= WORK TO COMPLETE =
Check each line below for "даже" and report how many have it, nothing else.

==========

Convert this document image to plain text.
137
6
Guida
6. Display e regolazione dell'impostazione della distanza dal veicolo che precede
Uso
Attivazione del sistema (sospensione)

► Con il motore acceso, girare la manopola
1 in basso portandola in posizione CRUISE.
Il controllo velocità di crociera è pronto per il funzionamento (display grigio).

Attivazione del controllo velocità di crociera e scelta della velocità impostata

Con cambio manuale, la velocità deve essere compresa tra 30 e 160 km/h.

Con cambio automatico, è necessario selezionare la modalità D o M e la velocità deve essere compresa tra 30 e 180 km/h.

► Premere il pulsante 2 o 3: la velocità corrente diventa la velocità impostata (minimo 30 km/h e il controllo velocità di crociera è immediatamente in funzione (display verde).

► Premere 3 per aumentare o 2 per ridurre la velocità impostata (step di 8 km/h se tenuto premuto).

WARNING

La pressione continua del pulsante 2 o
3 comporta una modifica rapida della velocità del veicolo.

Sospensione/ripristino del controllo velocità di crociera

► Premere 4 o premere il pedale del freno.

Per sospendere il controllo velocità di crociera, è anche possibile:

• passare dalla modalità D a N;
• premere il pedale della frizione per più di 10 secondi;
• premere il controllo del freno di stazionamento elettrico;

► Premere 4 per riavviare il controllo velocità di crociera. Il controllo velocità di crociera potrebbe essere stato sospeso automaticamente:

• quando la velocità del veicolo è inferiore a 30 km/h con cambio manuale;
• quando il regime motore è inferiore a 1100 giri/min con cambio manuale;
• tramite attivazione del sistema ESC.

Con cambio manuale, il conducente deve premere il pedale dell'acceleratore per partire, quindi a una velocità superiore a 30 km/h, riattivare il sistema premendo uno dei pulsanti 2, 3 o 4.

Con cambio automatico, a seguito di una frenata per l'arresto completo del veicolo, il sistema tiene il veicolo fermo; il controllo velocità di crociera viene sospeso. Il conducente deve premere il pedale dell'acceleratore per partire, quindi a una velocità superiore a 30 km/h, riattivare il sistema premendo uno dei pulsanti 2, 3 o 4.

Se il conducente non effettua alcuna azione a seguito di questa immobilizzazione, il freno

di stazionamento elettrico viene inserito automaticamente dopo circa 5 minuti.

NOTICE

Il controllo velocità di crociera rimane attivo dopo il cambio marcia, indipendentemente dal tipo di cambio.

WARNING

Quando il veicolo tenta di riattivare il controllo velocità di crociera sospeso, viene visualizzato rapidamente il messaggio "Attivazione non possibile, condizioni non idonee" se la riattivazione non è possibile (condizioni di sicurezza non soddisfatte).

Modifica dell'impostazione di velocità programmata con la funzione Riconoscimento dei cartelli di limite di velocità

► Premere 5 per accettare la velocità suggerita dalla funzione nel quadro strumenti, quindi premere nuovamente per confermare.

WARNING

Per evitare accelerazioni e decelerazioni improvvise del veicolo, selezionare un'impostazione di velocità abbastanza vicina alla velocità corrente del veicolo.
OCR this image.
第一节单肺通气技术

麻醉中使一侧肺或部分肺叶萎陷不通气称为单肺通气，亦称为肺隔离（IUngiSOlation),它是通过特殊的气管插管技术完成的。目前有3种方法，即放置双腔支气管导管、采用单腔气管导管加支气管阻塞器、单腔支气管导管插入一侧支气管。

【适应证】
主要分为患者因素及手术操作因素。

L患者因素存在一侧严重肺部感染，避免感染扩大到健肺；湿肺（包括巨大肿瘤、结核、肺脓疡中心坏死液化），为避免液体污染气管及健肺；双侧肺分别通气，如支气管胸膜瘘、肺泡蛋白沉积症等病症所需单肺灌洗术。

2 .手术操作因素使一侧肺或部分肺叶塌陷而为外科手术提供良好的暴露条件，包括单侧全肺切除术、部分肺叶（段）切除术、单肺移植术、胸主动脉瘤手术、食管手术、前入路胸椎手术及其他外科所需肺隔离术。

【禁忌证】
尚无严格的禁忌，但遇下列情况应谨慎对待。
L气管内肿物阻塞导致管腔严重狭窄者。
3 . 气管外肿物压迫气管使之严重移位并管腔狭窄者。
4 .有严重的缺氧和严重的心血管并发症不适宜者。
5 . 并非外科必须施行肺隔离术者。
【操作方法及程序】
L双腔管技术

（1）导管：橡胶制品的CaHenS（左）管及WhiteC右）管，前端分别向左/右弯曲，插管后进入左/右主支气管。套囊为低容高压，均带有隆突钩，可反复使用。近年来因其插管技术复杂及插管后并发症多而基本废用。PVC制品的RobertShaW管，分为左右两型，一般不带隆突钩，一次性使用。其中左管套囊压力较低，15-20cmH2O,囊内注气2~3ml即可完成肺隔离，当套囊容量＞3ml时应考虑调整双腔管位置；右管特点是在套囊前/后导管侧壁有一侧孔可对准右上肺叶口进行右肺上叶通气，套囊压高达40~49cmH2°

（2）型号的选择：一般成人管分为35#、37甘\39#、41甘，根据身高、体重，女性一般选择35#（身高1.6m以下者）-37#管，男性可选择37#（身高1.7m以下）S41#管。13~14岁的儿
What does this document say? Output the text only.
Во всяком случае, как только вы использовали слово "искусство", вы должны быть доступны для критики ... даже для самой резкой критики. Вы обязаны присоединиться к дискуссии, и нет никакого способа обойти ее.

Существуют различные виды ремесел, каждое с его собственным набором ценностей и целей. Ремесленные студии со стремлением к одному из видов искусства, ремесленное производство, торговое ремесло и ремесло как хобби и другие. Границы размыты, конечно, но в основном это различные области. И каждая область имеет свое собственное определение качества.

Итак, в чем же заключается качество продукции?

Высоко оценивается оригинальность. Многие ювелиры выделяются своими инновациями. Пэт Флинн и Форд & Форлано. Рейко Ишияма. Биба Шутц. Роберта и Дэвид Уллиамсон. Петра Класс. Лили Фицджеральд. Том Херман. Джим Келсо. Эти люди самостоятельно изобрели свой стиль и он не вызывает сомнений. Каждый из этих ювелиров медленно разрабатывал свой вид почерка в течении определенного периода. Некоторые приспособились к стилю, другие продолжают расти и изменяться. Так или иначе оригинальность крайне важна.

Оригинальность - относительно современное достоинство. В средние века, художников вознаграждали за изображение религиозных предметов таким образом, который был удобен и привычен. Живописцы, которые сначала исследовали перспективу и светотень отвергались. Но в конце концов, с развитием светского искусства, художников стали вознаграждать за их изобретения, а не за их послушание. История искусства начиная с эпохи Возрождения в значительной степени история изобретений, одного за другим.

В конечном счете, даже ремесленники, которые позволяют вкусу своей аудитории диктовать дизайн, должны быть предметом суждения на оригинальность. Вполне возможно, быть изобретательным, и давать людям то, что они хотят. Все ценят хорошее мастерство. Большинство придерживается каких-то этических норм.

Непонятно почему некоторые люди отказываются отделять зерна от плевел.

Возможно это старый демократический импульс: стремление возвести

==========

= FINISHED TASK =
2